** begin RECORDS **

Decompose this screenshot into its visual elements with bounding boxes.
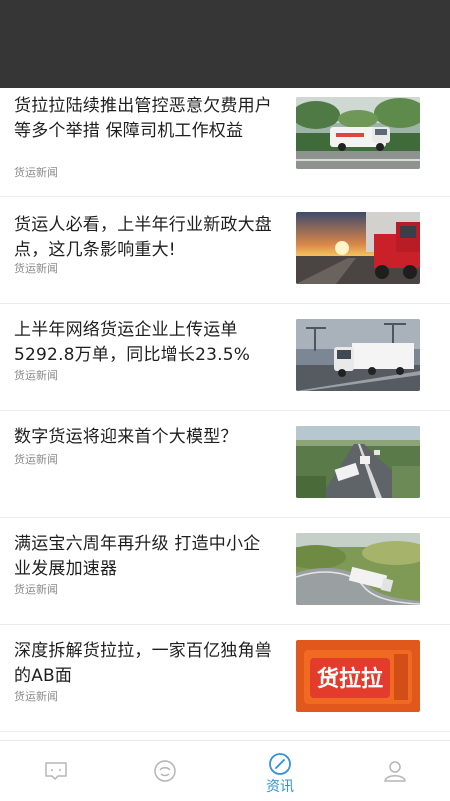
news-title[interactable]: 满运宝六周年再升级 打造中小企业发展加速器 [14,532,276,582]
trucks-on-highway-aerial-photo [296,426,420,498]
news-title[interactable]: 数字货运将迎来首个大模型？ [14,425,276,450]
news-title[interactable]: 上半年网络货运企业上传运单5292.8万单，同比增长23.5% [14,318,276,368]
news-title[interactable]: 货拉拉陆续推出管控恶意欠费用户等多个举措 保障司机工作权益 [14,94,276,144]
message-icon [45,762,67,780]
huolala-logo-photo: 货拉拉 [296,640,420,712]
compass-icon [269,753,291,775]
news-title[interactable]: 深度拆解货拉拉，一家百亿独角兽的AB面 [14,639,276,689]
truck-on-curved-road-photo [296,533,420,605]
news-item[interactable]: 深度拆解货拉拉，一家百亿独角兽的AB面 货运新闻 货拉拉 [0,625,450,732]
news-thumbnail[interactable]: 货拉拉 [296,640,420,712]
face-icon [154,760,176,782]
status-bar [0,0,450,88]
news-feed[interactable]: 货拉拉陆续推出管控恶意欠费用户等多个举措 保障司机工作权益 货运新闻 货运人必看… [0,88,450,740]
tab-messages[interactable] [0,741,112,801]
news-thumbnail[interactable] [296,97,420,169]
news-thumbnail[interactable] [296,319,420,391]
news-source: 货运新闻 [14,690,58,703]
news-item[interactable]: 数字货运将迎来首个大模型？ 货运新闻 [0,411,450,518]
news-item[interactable]: 上半年网络货运企业上传运单5292.8万单，同比增长23.5% 货运新闻 [0,304,450,411]
person-icon [384,761,406,782]
news-thumbnail[interactable] [296,533,420,605]
news-source: 货运新闻 [14,369,58,382]
tab-news-label: 资讯 [266,779,294,795]
news-thumbnail[interactable] [296,212,420,284]
tab-profile[interactable] [339,741,450,801]
news-source: 货运新闻 [14,262,58,275]
white-truck-highway-cranes-photo [296,319,420,391]
red-truck-sunset-photo [296,212,420,284]
tab-face[interactable] [109,741,221,801]
news-source: 货运新闻 [14,583,58,596]
news-source: 货运新闻 [14,453,58,466]
tab-news[interactable]: 资讯 [224,741,336,801]
news-item[interactable]: 货运人必看，上半年行业新政大盘点，这几条影响重大! 货运新闻 [0,197,450,304]
news-title[interactable]: 货运人必看，上半年行业新政大盘点，这几条影响重大! [14,213,276,263]
news-thumbnail[interactable] [296,426,420,498]
bottom-tab-bar: 资讯 [0,740,450,800]
huolala-logo-text: 货拉拉 [317,666,383,692]
news-item[interactable]: 货拉拉陆续推出管控恶意欠费用户等多个举措 保障司机工作权益 货运新闻 [0,88,450,197]
news-item[interactable]: 满运宝六周年再升级 打造中小企业发展加速器 货运新闻 [0,518,450,625]
news-source: 货运新闻 [14,166,58,179]
white-van-roadside-photo [296,97,420,169]
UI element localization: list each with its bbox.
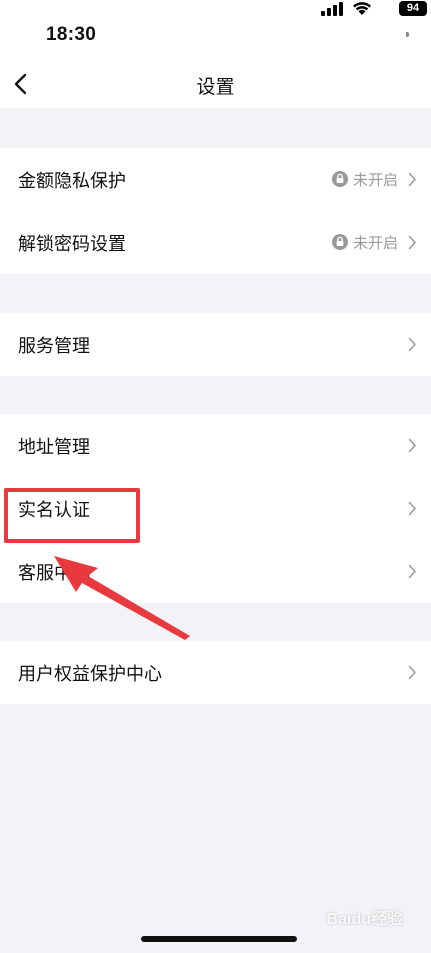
setting-item-label: 客服中心 (18, 563, 90, 584)
setting-item-right (408, 561, 417, 581)
watermark: Baidu经验 (326, 911, 403, 928)
setting-item-customer-service[interactable]: 客服中心 (0, 540, 431, 603)
settings-group-rights: 用户权益保护中心 (0, 641, 431, 704)
setting-item-right (408, 435, 417, 455)
setting-item-label: 服务管理 (18, 336, 90, 357)
chevron-right-icon (408, 501, 416, 515)
chevron-right-icon (408, 235, 416, 249)
page-title: 设置 (196, 76, 235, 98)
signal-icon (321, 2, 343, 16)
chevron-right-icon (408, 665, 416, 679)
setting-item-label: 用户权益保护中心 (18, 664, 162, 685)
settings-group-privacy: 金额隐私保护 未开启 解锁密码设置 未开启 (0, 148, 431, 274)
status-time: 18:30 (46, 24, 97, 45)
setting-item-right: 未开启 (331, 232, 417, 252)
highlight-box (4, 488, 140, 543)
wifi-icon (353, 2, 371, 15)
status-text: 未开启 (352, 170, 398, 189)
status-text: 未开启 (352, 233, 398, 252)
setting-item-label: 地址管理 (18, 437, 90, 458)
status-bar: 18:30 94 (0, 0, 431, 62)
chevron-right-icon (408, 564, 416, 578)
setting-item-right (408, 662, 417, 682)
home-indicator[interactable] (141, 936, 297, 942)
lock-icon (331, 234, 348, 250)
setting-item-right (408, 498, 417, 518)
setting-item-user-rights-center[interactable]: 用户权益保护中心 (0, 641, 431, 704)
settings-group-service: 服务管理 (0, 313, 431, 376)
chevron-right-icon (408, 438, 416, 452)
setting-item-right: 未开启 (331, 169, 417, 189)
battery-cap (406, 32, 409, 37)
chevron-right-icon (408, 172, 416, 186)
setting-item-unlock-password[interactable]: 解锁密码设置 未开启 (0, 211, 431, 274)
setting-item-label: 金额隐私保护 (18, 171, 126, 192)
chevron-right-icon (408, 337, 416, 351)
battery-icon: 94 (399, 1, 427, 16)
nav-bar: 设置 (0, 62, 431, 108)
setting-item-label: 解锁密码设置 (18, 234, 126, 255)
setting-item-service-management[interactable]: 服务管理 (0, 313, 431, 376)
setting-item-address-management[interactable]: 地址管理 (0, 414, 431, 477)
setting-item-amount-privacy[interactable]: 金额隐私保护 未开启 (0, 148, 431, 211)
setting-item-right (408, 334, 417, 354)
lock-icon (331, 171, 348, 187)
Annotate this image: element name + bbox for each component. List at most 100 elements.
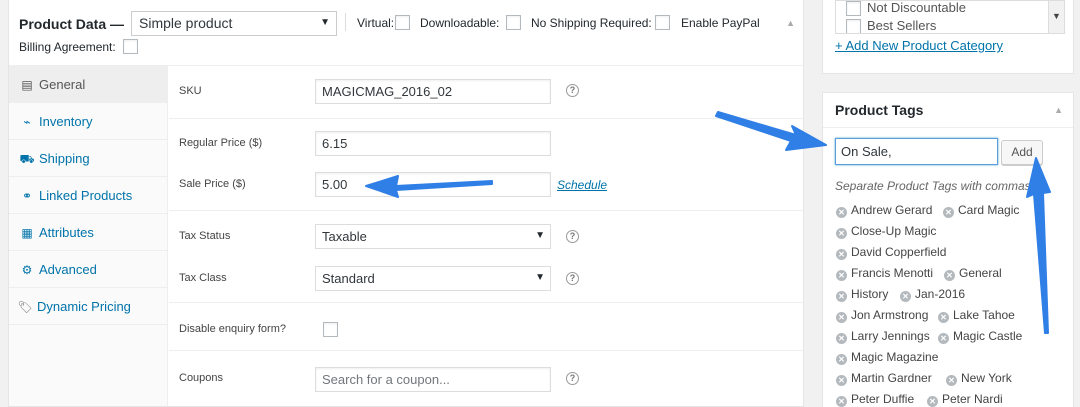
tag-label: Lake Tahoe [953,308,1015,322]
tag-item: ✕ New York [946,371,1012,386]
coupon-search-input[interactable]: Search for a coupon... [315,367,551,392]
category-label: Best Sellers [867,18,937,33]
remove-tag-icon[interactable]: ✕ [943,207,954,218]
collapse-toggle-icon[interactable]: ▲ [1054,105,1063,115]
tag-label: Close-Up Magic [851,224,937,238]
help-icon: ? [566,230,579,243]
category-checklist: Not Discountable Best Sellers ▼ [835,0,1065,34]
remove-tag-icon[interactable]: ✕ [900,291,911,302]
category-checkbox[interactable] [846,1,861,17]
remove-tag-icon[interactable]: ✕ [836,354,847,365]
remove-tag-icon[interactable]: ✕ [946,375,957,386]
tab-advanced[interactable]: ⚙ Advanced [9,251,167,288]
tab-general[interactable]: ▤ General [9,66,167,103]
tag-label: Jan-2016 [915,287,966,301]
chevron-down-icon: ▼ [320,17,330,28]
remove-tag-icon[interactable]: ✕ [938,312,949,323]
enquiry-checkbox[interactable] [323,322,338,337]
scrollbar[interactable]: ▼ [1048,1,1064,33]
tab-shipping[interactable]: ⛟ Shipping [9,140,167,177]
regular-price-label: Regular Price ($) [179,137,263,149]
remove-tag-icon[interactable]: ✕ [836,396,847,407]
remove-tag-icon[interactable]: ✕ [836,375,847,386]
new-tag-input[interactable]: On Sale, [835,138,998,165]
tax-class-value: Standard [322,271,375,286]
remove-tag-icon[interactable]: ✕ [836,270,847,281]
product-type-select[interactable]: Simple product ▼ [131,11,337,36]
general-icon: ▤ [21,78,33,92]
tag-label: Magic Castle [953,329,1023,343]
chevron-down-icon: ▼ [1052,11,1061,21]
tag-item: ✕ Magic Castle [938,329,1022,344]
remove-tag-icon[interactable]: ✕ [836,228,847,239]
tag-item: ✕ Peter Duffie [836,392,914,407]
tags-hint: Separate Product Tags with commas [835,179,1031,193]
product-data-tabs: ▤ General ⌁ Inventory ⛟ Shipping ⚭ Linked Pr… [9,66,168,406]
tab-label: Linked Products [39,188,133,203]
add-tag-button[interactable]: Add [1001,140,1043,165]
tag-label: Larry Jennings [851,329,930,343]
tag-item: ✕ David Copperfield [836,245,946,260]
downloadable-checkbox[interactable] [506,15,521,30]
tax-class-select[interactable]: Standard ▼ [315,266,551,291]
tag-label: History [851,287,889,301]
tab-linked-products[interactable]: ⚭ Linked Products [9,177,167,214]
remove-tag-icon[interactable]: ✕ [836,312,847,323]
sale-price-label: Sale Price ($) [179,178,246,190]
tax-status-value: Taxable [322,229,367,244]
category-item[interactable]: Not Discountable [846,0,966,17]
tag-item: ✕ Francis Menotti [836,266,933,281]
remove-tag-icon[interactable]: ✕ [836,249,847,260]
remove-tag-icon[interactable]: ✕ [927,396,938,407]
sku-input[interactable]: MAGICMAG_2016_02 [315,79,551,104]
chevron-down-icon: ▼ [535,230,545,241]
product-data-header: Product Data — Simple product ▼ Virtual:… [9,0,803,66]
remove-tag-icon[interactable]: ✕ [836,333,847,344]
product-data-metabox: Product Data — Simple product ▼ Virtual:… [8,0,804,407]
virtual-checkbox[interactable] [395,15,410,30]
category-item[interactable]: Best Sellers [846,18,937,33]
category-label: Not Discountable [867,0,966,15]
tag-label: Andrew Gerard [851,203,933,217]
billing-agreement-checkbox[interactable] [123,39,138,54]
tab-label: Advanced [39,262,97,277]
tag-icon: 🏷 [17,300,33,314]
remove-tag-icon[interactable]: ✕ [944,270,955,281]
schedule-link[interactable]: Schedule [557,178,607,192]
general-panel: SKU MAGICMAG_2016_02 ? Regular Price ($)… [169,66,803,406]
tag-item: ✕ Jon Armstrong [836,308,928,323]
tag-label: David Copperfield [851,245,947,259]
tab-label: Attributes [39,225,94,240]
product-tags-title: Product Tags [835,102,924,118]
tag-label: Martin Gardner [851,371,932,385]
attributes-icon: ▦ [21,226,33,240]
section-divider [169,210,803,211]
no-shipping-label: No Shipping Required: [531,16,652,30]
tab-inventory[interactable]: ⌁ Inventory [9,103,167,140]
no-shipping-checkbox[interactable] [655,15,670,30]
gear-icon: ⚙ [21,263,33,277]
tax-status-select[interactable]: Taxable ▼ [315,224,551,249]
collapse-toggle-icon[interactable]: ▲ [786,18,795,28]
tag-label: Jon Armstrong [851,308,929,322]
add-category-link[interactable]: + Add New Product Category [835,38,1003,53]
tab-dynamic-pricing[interactable]: 🏷 Dynamic Pricing [9,288,167,325]
category-checkbox[interactable] [846,19,861,33]
sale-price-input[interactable]: 5.00 [315,172,551,197]
tab-attributes[interactable]: ▦ Attributes [9,214,167,251]
tab-label: Dynamic Pricing [37,299,131,314]
coupons-label: Coupons [179,372,224,384]
tag-item: ✕ History [836,287,888,302]
remove-tag-icon[interactable]: ✕ [938,333,949,344]
inventory-icon: ⌁ [23,115,31,129]
sku-label: SKU [179,85,202,97]
remove-tag-icon[interactable]: ✕ [836,207,847,218]
link-icon: ⚭ [21,189,33,203]
downloadable-label: Downloadable: [420,16,500,30]
section-divider [169,350,803,351]
header-divider [345,13,346,31]
remove-tag-icon[interactable]: ✕ [836,291,847,302]
tag-item: ✕ Martin Gardner [836,371,932,386]
regular-price-input[interactable]: 6.15 [315,131,551,156]
tag-item: ✕ Peter Nardi [927,392,1003,407]
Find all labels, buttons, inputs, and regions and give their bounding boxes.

** end RECORDS **

- _EXERCISE_:
Can you copy the stretch of material above, from the line containing "tag-label: Lake Tahoe [953,308,1015,322]" through the line containing "new-tag-input[interactable]: On Sale, [835,138,998,165]", reproducing every line unchanged?

- _REPLY_:
tag-label: Lake Tahoe [953,308,1015,322]
tag-item: ✕ New York [946,371,1012,386]
coupon-search-input[interactable]: Search for a coupon... [315,367,551,392]
category-label: Best Sellers [867,18,937,33]
remove-tag-icon[interactable]: ✕ [943,207,954,218]
collapse-toggle-icon[interactable]: ▲ [1054,105,1063,115]
tag-label: Close-Up Magic [851,224,937,238]
help-icon: ? [566,230,579,243]
category-checklist: Not Discountable Best Sellers ▼ [835,0,1065,34]
remove-tag-icon[interactable]: ✕ [900,291,911,302]
category-checkbox[interactable] [846,1,861,17]
remove-tag-icon[interactable]: ✕ [836,354,847,365]
remove-tag-icon[interactable]: ✕ [946,375,957,386]
tab-advanced[interactable]: ⚙ Advanced [9,251,167,288]
tab-general[interactable]: ▤ General [9,66,167,103]
tag-label: Jan-2016 [915,287,966,301]
chevron-down-icon: ▼ [320,17,330,28]
remove-tag-icon[interactable]: ✕ [938,312,949,323]
enquiry-checkbox[interactable] [323,322,338,337]
scrollbar[interactable]: ▼ [1048,1,1064,33]
tab-shipping[interactable]: ⛟ Shipping [9,140,167,177]
regular-price-label: Regular Price ($) [179,137,263,149]
remove-tag-icon[interactable]: ✕ [836,396,847,407]
remove-tag-icon[interactable]: ✕ [836,375,847,386]
new-tag-input[interactable]: On Sale, [835,138,998,165]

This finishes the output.